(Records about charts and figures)
________
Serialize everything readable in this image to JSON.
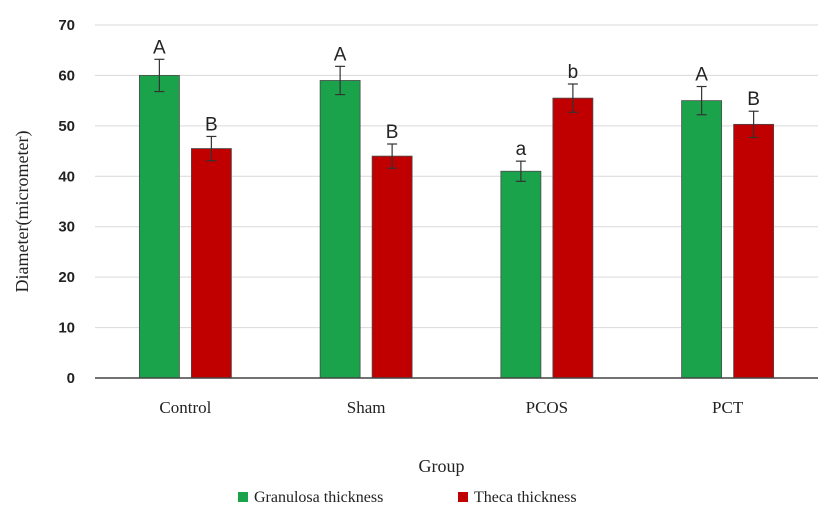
{
  "chart_data": {
    "type": "bar",
    "categories": [
      "Control",
      "Sham",
      "PCOS",
      "PCT"
    ],
    "series": [
      {
        "name": "Granulosa thickness",
        "color": "#1aa34a",
        "values": [
          60,
          59,
          41,
          55
        ],
        "errors": [
          3.2,
          2.8,
          2.0,
          2.8
        ],
        "labels": [
          "A",
          "A",
          "a",
          "A"
        ]
      },
      {
        "name": "Theca thickness",
        "color": "#c00000",
        "values": [
          45.5,
          44,
          55.5,
          50.3
        ],
        "errors": [
          2.4,
          2.4,
          2.8,
          2.6
        ],
        "labels": [
          "B",
          "B",
          "b",
          "B"
        ]
      }
    ],
    "xlabel": "Group",
    "ylabel": "Diameter(micrometer)",
    "ylim": [
      0,
      70
    ],
    "yticks": [
      0,
      10,
      20,
      30,
      40,
      50,
      60,
      70
    ],
    "grid": true,
    "legend_position": "bottom"
  }
}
________
> [INSTRUCTION]:
Copy every line above word for word and exclude the pictures.

> [SOLUTION]:
Serialize everything readable in this image to JSON.
{
  "chart_data": {
    "type": "bar",
    "categories": [
      "Control",
      "Sham",
      "PCOS",
      "PCT"
    ],
    "series": [
      {
        "name": "Granulosa thickness",
        "color": "#1aa34a",
        "values": [
          60,
          59,
          41,
          55
        ],
        "errors": [
          3.2,
          2.8,
          2.0,
          2.8
        ],
        "labels": [
          "A",
          "A",
          "a",
          "A"
        ]
      },
      {
        "name": "Theca thickness",
        "color": "#c00000",
        "values": [
          45.5,
          44,
          55.5,
          50.3
        ],
        "errors": [
          2.4,
          2.4,
          2.8,
          2.6
        ],
        "labels": [
          "B",
          "B",
          "b",
          "B"
        ]
      }
    ],
    "xlabel": "Group",
    "ylabel": "Diameter(micrometer)",
    "ylim": [
      0,
      70
    ],
    "yticks": [
      0,
      10,
      20,
      30,
      40,
      50,
      60,
      70
    ],
    "grid": true,
    "legend_position": "bottom"
  }
}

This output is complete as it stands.